Modified: releng/10.1/sys/kern/sys_capability.c
==============================================================================
--- releng/10.1/sys/kern/sys_capability.c	Wed Oct 15 14:07:24 2014	(r273136)
+++ releng/10.1/sys/kern/sys_capability.c	Wed Oct 15 16:54:18 2014	(r273137)
@@ -199,11 +199,19 @@ cap_rights_to_vmprot(cap_rights_t *havep
  * any other way, as we want to keep all capability permission evaluation in
  * this one file.
  */
+
+cap_rights_t *
+cap_rights_fde(struct filedescent *fde)
+{
+
+	return (&fde->fde_rights);
+}
+
 cap_rights_t *
 cap_rights(struct filedesc *fdp, int fd)
 {
 
-	return (&fdp->fd_ofiles[fd].fde_rights);
+	return (cap_rights_fde(&fdp->fd_ofiles[fd]));
 }
 
 /*
@@ -486,24 +494,31 @@ out:
  * Test whether a capability grants the given fcntl command.

Directive 1: Render the records as a numbered list with blank lines omitted, starting at the first line of the records and ending at the line with "toc-entry[interactable] (80, 242, 940, 265)".
The diff above has no connection to the records.

Material shown:
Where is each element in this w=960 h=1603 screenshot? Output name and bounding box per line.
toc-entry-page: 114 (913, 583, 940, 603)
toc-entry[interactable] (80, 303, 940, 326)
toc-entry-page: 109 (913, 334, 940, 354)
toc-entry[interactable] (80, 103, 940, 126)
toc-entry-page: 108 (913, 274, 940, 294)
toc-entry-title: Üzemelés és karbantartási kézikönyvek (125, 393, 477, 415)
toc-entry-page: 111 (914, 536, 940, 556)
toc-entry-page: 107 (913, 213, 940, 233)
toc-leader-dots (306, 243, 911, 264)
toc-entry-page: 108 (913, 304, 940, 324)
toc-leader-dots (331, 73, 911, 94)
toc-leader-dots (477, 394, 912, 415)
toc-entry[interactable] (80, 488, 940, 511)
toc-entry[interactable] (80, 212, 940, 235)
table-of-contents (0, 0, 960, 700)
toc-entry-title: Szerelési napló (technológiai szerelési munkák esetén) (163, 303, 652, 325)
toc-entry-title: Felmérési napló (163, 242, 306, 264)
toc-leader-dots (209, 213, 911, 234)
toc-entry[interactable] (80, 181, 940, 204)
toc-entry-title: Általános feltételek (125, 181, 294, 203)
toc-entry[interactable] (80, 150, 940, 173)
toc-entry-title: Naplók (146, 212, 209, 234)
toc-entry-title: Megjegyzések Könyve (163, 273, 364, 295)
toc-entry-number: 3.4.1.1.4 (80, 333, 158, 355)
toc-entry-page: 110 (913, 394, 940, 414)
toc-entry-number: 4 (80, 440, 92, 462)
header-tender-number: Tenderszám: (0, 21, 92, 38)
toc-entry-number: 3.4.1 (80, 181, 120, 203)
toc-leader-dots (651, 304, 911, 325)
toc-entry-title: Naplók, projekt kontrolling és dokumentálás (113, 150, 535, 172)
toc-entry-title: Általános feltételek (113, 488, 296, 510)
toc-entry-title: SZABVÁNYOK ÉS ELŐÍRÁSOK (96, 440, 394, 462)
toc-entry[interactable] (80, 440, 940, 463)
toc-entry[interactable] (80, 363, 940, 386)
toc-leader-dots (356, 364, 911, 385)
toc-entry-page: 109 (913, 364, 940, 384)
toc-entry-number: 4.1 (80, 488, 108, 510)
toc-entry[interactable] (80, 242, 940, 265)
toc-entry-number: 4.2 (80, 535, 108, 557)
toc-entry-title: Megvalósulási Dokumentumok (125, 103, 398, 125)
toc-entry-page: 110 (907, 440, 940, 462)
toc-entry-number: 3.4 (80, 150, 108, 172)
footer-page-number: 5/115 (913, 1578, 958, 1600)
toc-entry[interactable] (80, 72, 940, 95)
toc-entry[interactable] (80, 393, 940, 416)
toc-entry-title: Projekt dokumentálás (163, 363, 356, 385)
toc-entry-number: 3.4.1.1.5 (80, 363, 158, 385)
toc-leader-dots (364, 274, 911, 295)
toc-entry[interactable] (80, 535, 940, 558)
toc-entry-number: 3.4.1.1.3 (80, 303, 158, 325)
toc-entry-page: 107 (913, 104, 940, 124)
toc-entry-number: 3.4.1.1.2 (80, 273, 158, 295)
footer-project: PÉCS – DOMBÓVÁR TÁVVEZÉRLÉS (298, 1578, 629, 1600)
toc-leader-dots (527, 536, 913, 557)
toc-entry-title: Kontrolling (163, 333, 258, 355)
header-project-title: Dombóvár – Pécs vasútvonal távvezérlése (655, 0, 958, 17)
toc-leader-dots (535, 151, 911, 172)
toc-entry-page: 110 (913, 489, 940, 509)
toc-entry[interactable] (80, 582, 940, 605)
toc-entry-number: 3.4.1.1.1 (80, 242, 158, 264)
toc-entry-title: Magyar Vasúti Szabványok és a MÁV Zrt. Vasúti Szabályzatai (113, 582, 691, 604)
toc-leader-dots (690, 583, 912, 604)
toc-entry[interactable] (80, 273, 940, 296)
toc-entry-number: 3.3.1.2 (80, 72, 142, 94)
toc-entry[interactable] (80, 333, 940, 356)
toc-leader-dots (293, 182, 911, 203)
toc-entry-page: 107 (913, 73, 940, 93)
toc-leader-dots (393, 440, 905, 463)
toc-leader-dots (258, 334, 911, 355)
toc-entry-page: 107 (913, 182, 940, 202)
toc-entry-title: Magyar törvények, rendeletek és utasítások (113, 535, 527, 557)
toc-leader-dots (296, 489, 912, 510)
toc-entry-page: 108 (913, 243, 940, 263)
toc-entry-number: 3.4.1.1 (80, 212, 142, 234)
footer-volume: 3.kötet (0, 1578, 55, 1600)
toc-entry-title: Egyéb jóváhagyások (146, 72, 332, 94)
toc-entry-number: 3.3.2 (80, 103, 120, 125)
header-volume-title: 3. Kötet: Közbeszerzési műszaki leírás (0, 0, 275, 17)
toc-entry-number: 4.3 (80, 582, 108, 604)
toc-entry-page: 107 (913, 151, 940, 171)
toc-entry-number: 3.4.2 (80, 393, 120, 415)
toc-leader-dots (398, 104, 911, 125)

Directive 2: Summarize the diff in two sentences.

Exercise answer 1:
1. Where is each element in this w=960 h=1603 screenshot? Output name and bounding box per line.
2. toc-entry-page: 114 (913, 583, 940, 603)
3. toc-entry[interactable] (80, 303, 940, 326)
4. toc-entry-page: 109 (913, 334, 940, 354)
5. toc-entry[interactable] (80, 103, 940, 126)
6. toc-entry-page: 108 (913, 274, 940, 294)
7. toc-entry-title: Üzemelés és karbantartási kézikönyvek (125, 393, 477, 415)
8. toc-entry-page: 111 (914, 536, 940, 556)
9. toc-entry-page: 107 (913, 213, 940, 233)
10. toc-leader-dots (306, 243, 911, 264)
11. toc-entry-page: 108 (913, 304, 940, 324)
12. toc-leader-dots (331, 73, 911, 94)
13. toc-leader-dots (477, 394, 912, 415)
14. toc-entry[interactable] (80, 488, 940, 511)
15. toc-entry[interactable] (80, 212, 940, 235)
16. table-of-contents (0, 0, 960, 700)
17. toc-entry-title: Szerelési napló (technológiai szerelési munkák esetén) (163, 303, 652, 325)
18. toc-entry-title: Felmérési napló (163, 242, 306, 264)
19. toc-leader-dots (209, 213, 911, 234)
20. toc-entry[interactable] (80, 181, 940, 204)
21. toc-entry-title: Általános feltételek (125, 181, 294, 203)
22. toc-entry[interactable] (80, 150, 940, 173)
23. toc-entry-title: Naplók (146, 212, 209, 234)
24. toc-entry-title: Megjegyzések Könyve (163, 273, 364, 295)
25. toc-entry-number: 3.4.1.1.4 (80, 333, 158, 355)
26. toc-entry-page: 110 (913, 394, 940, 414)
27. toc-entry-number: 4 (80, 440, 92, 462)
28. header-tender-number: Tenderszám: (0, 21, 92, 38)
29. toc-entry-number: 3.4.1 (80, 181, 120, 203)
30. toc-leader-dots (651, 304, 911, 325)
31. toc-entry-title: Naplók, projekt kontrolling és dokumentálás (113, 150, 535, 172)
32. toc-entry-title: Általános feltételek (113, 488, 296, 510)
33. toc-entry-title: SZABVÁNYOK ÉS ELŐÍRÁSOK (96, 440, 394, 462)
34. toc-entry[interactable] (80, 440, 940, 463)
35. toc-entry[interactable] (80, 363, 940, 386)
36. toc-leader-dots (356, 364, 911, 385)
37. toc-entry-page: 109 (913, 364, 940, 384)
38. toc-entry-number: 4.1 (80, 488, 108, 510)
39. toc-entry[interactable] (80, 242, 940, 265)

Exercise answer 2: The change to releng/10.1/sys/kern/sys_capability.c, going from r273136 to r273137, adds a new function, cap_rights_fde, which takes a struct filedescent pointer and returns &fde->fde_rights. The existing cap_rights function no longer returns &fdp->fd_ofiles[fd].fde_rights directly and instead returns cap_rights_fde(&fdp->fd_ofiles[fd]).